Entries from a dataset
──────────────────────────────

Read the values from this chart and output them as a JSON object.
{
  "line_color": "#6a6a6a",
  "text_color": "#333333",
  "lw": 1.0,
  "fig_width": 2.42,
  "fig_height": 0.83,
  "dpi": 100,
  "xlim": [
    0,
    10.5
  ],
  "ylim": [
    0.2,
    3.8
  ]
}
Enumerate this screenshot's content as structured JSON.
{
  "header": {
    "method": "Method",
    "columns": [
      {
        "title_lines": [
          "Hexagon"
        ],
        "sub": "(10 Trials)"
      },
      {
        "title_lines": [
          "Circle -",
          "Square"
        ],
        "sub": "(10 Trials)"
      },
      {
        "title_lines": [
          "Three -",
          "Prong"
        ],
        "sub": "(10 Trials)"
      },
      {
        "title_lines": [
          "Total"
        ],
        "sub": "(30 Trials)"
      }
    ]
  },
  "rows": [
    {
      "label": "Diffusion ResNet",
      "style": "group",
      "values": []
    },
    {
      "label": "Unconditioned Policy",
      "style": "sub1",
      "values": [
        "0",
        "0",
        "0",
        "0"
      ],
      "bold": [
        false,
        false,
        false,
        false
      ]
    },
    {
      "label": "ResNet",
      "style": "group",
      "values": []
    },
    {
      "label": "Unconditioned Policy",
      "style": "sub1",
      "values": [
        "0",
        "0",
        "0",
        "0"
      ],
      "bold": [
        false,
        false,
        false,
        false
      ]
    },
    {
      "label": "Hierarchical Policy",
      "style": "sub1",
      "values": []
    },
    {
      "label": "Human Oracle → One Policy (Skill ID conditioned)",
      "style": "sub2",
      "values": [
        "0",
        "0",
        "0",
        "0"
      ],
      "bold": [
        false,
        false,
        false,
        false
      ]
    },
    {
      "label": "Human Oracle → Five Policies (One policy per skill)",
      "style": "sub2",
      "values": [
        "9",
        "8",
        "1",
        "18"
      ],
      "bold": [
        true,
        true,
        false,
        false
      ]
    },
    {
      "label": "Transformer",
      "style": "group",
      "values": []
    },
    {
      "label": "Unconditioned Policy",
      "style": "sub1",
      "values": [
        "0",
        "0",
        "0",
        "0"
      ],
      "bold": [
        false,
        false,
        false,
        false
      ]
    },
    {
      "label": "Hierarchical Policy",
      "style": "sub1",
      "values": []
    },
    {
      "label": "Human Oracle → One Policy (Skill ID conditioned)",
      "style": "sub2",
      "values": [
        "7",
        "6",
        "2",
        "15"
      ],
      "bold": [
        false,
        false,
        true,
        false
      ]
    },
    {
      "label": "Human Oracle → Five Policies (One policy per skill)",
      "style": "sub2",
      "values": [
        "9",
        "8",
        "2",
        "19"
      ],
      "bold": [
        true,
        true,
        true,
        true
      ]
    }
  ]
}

──────────────────────────────

All of the data shown above must be copied exactly.

* **COMPLETE OUTPUT**:
Read the values from this chart and output them as a JSON object.
{
  "line_color": "#6a6a6a",
  "text_color": "#333333",
  "lw": 1.0,
  "fig_width": 2.42,
  "fig_height": 0.83,
  "dpi": 100,
  "xlim": [
    0,
    10.5
  ],
  "ylim": [
    0.2,
    3.8
  ]
}
Enumerate this screenshot's content as structured JSON.
{
  "header": {
    "method": "Method",
    "columns": [
      {
        "title_lines": [
          "Hexagon"
        ],
        "sub": "(10 Trials)"
      },
      {
        "title_lines": [
          "Circle -",
          "Square"
        ],
        "sub": "(10 Trials)"
      },
      {
        "title_lines": [
          "Three -",
          "Prong"
        ],
        "sub": "(10 Trials)"
      },
      {
        "title_lines": [
          "Total"
        ],
        "sub": "(30 Trials)"
      }
    ]
  },
  "rows": [
    {
      "label": "Diffusion ResNet",
      "style": "group",
      "values": []
    },
    {
      "label": "Unconditioned Policy",
      "style": "sub1",
      "values": [
        "0",
        "0",
        "0",
        "0"
      ],
      "bold": [
        false,
        false,
        false,
        false
      ]
    },
    {
      "label": "ResNet",
      "style": "group",
      "values": []
    },
    {
      "label": "Unconditioned Policy",
      "style": "sub1",
      "values": [
        "0",
        "0",
        "0",
        "0"
      ],
      "bold": [
        false,
        false,
        false,
        false
      ]
    },
    {
      "label": "Hierarchical Policy",
      "style": "sub1",
      "values": []
    },
    {
      "label": "Human Oracle → One Policy (Skill ID conditioned)",
      "style": "sub2",
      "values": [
        "0",
        "0",
        "0",
        "0"
      ],
      "bold": [
        false,
        false,
        false,
        false
      ]
    },
    {
      "label": "Human Oracle → Five Policies (One policy per skill)",
      "style": "sub2",
      "values": [
        "9",
        "8",
        "1",
        "18"
      ],
      "bold": [
        true,
        true,
        false,
        false
      ]
    },
    {
      "label": "Transformer",
      "style": "group",
      "values": []
    },
    {
      "label": "Unconditioned Policy",
      "style": "sub1",
      "values": [
        "0",
        "0",
        "0",
        "0"
      ],
      "bold": [
        false,
        false,
        false,
        false
      ]
    },
    {
      "label": "Hierarchical Policy",
      "style": "sub1",
      "values": []
    },
    {
      "label": "Human Oracle → One Policy (Skill ID conditioned)",
      "style": "sub2",
      "values": [
        "7",
        "6",
        "2",
        "15"
      ],
      "bold": [
        false,
        false,
        true,
        false
      ]
    },
    {
      "label": "Human Oracle → Five Policies (One policy per skill)",
      "style": "sub2",
      "values": [
        "9",
        "8",
        "2",
        "19"
      ],
      "bold": [
        true,
        true,
        true,
        true
      ]
    }
  ]
}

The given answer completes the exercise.